Dataset rows –
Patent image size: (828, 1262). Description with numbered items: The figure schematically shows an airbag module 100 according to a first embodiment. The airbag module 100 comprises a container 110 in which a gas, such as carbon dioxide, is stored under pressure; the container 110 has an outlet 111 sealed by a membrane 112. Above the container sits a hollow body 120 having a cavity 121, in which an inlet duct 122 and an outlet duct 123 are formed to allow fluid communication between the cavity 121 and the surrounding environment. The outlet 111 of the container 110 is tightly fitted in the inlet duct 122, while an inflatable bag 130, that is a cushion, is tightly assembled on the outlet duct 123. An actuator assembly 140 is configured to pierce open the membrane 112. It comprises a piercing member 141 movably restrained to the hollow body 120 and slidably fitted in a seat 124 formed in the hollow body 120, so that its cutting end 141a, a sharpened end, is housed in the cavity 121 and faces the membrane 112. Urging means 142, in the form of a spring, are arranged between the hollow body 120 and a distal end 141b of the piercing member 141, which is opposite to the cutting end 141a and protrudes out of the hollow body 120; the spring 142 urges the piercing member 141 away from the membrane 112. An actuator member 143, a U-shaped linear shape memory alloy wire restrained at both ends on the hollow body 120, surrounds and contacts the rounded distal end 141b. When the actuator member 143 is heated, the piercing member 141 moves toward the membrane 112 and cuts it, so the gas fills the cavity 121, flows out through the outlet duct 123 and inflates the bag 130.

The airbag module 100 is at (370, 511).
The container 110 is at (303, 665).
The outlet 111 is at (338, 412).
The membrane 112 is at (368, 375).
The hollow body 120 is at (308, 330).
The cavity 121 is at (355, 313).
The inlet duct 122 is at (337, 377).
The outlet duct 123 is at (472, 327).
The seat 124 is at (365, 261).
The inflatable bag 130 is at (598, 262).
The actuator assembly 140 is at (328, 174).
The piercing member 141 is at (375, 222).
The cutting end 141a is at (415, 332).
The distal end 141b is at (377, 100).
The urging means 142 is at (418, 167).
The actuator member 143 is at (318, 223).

Exercise –
Reproduce the material above word for word, changing nothing.

Result of the task –
Patent image size: (828, 1262). Description with numbered items: The figure schematically shows an airbag module 100 according to a first embodiment. The airbag module 100 comprises a container 110 in which a gas, such as carbon dioxide, is stored under pressure; the container 110 has an outlet 111 sealed by a membrane 112. Above the container sits a hollow body 120 having a cavity 121, in which an inlet duct 122 and an outlet duct 123 are formed to allow fluid communication between the cavity 121 and the surrounding environment. The outlet 111 of the container 110 is tightly fitted in the inlet duct 122, while an inflatable bag 130, that is a cushion, is tightly assembled on the outlet duct 123. An actuator assembly 140 is configured to pierce open the membrane 112. It comprises a piercing member 141 movably restrained to the hollow body 120 and slidably fitted in a seat 124 formed in the hollow body 120, so that its cutting end 141a, a sharpened end, is housed in the cavity 121 and faces the membrane 112. Urging means 142, in the form of a spring, are arranged between the hollow body 120 and a distal end 141b of the piercing member 141, which is opposite to the cutting end 141a and protrudes out of the hollow body 120; the spring 142 urges the piercing member 141 away from the membrane 112. An actuator member 143, a U-shaped linear shape memory alloy wire restrained at both ends on the hollow body 120, surrounds and contacts the rounded distal end 141b. When the actuator member 143 is heated, the piercing member 141 moves toward the membrane 112 and cuts it, so the gas fills the cavity 121, flows out through the outlet duct 123 and inflates the bag 130.

The airbag module 100 is at (370, 511).
The container 110 is at (303, 665).
The outlet 111 is at (338, 412).
The membrane 112 is at (368, 375).
The hollow body 120 is at (308, 330).
The cavity 121 is at (355, 313).
The inlet duct 122 is at (337, 377).
The outlet duct 123 is at (472, 327).
The seat 124 is at (365, 261).
The inflatable bag 130 is at (598, 262).
The actuator assembly 140 is at (328, 174).
The piercing member 141 is at (375, 222).
The cutting end 141a is at (415, 332).
The distal end 141b is at (377, 100).
The urging means 142 is at (418, 167).
The actuator member 143 is at (318, 223).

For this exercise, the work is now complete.